Objective
Only the lines from the one containing "Read this page and output its text content." to the end of the records belong in the output; print them exactly.

Records for this exercise
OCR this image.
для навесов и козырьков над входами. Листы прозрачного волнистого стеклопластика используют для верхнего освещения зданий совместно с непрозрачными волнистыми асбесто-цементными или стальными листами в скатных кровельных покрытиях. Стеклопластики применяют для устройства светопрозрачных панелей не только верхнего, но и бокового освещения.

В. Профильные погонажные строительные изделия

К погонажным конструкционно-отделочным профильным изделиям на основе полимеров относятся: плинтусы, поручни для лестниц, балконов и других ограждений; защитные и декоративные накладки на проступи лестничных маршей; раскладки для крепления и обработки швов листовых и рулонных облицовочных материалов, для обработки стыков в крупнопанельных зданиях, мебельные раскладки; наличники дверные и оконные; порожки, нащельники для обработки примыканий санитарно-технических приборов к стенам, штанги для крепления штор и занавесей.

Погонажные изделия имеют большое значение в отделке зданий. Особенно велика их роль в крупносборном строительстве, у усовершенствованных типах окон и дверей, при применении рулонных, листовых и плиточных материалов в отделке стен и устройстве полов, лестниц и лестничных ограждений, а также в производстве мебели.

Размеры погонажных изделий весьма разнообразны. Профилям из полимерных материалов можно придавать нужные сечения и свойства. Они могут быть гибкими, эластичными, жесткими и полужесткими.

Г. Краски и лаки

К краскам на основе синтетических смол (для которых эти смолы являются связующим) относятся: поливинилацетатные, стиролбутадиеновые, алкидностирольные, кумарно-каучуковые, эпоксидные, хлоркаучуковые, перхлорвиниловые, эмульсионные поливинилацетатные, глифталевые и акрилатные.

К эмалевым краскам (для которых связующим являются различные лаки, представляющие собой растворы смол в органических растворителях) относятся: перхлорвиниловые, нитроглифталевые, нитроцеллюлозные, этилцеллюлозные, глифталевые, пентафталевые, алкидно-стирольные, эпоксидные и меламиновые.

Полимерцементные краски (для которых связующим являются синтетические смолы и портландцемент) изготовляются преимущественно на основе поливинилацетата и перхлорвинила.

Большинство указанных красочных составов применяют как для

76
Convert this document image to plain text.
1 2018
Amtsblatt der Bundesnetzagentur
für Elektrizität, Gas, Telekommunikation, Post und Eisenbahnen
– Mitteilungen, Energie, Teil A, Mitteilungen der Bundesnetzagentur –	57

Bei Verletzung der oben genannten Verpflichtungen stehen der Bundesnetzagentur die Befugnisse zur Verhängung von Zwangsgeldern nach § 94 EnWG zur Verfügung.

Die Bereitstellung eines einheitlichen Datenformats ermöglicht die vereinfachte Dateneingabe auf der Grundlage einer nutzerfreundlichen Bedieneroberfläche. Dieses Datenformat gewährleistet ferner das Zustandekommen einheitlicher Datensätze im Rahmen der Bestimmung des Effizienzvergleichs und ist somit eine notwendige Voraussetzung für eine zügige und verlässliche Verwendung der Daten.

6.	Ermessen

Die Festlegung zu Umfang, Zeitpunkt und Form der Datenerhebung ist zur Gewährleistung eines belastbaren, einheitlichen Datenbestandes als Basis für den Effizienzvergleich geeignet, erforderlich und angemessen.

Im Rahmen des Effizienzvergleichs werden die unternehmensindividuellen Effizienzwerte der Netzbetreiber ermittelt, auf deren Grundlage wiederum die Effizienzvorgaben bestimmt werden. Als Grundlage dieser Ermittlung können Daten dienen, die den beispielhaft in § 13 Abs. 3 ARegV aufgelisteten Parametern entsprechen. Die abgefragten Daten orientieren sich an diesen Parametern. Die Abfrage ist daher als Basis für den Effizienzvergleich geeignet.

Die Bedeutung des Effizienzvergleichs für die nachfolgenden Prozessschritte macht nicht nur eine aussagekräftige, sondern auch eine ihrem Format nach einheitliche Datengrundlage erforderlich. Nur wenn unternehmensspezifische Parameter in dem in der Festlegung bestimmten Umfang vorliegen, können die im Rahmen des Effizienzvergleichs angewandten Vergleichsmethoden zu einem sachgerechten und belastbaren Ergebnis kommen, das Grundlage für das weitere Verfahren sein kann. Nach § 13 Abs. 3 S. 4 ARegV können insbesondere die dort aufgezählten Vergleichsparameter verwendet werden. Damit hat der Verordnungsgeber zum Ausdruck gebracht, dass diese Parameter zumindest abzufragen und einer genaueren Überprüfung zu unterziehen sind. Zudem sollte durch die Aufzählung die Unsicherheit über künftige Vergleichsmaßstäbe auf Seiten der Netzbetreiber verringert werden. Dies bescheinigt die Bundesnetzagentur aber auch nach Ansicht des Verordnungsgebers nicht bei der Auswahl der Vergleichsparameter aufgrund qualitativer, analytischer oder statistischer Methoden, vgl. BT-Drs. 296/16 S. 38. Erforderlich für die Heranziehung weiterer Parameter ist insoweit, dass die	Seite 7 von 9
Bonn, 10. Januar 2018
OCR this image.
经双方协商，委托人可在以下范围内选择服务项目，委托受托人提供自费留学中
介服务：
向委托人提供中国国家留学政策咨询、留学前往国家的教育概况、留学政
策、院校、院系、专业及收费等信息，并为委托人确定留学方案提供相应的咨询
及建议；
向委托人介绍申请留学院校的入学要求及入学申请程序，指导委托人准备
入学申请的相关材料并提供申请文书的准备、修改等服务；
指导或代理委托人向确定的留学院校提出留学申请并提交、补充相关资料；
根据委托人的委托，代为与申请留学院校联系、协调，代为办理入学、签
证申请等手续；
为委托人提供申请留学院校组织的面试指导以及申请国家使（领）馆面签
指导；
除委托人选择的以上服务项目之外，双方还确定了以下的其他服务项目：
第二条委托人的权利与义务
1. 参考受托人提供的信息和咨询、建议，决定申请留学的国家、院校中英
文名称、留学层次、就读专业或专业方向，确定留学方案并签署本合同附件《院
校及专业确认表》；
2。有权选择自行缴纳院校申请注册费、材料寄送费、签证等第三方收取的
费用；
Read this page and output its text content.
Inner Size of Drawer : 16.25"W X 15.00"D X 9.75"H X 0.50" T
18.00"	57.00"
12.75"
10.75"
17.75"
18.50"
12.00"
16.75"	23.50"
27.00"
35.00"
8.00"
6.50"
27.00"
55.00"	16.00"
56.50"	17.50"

Result
Read this page and output its text content.
Inner Size of Drawer : 16.25"W X 15.00"D X 9.75"H X 0.50" T
18.00"	57.00"
12.75"
10.75"
17.75"
18.50"
12.00"
16.75"	23.50"
27.00"
35.00"
8.00"
6.50"
27.00"
55.00"	16.00"
56.50"	17.50"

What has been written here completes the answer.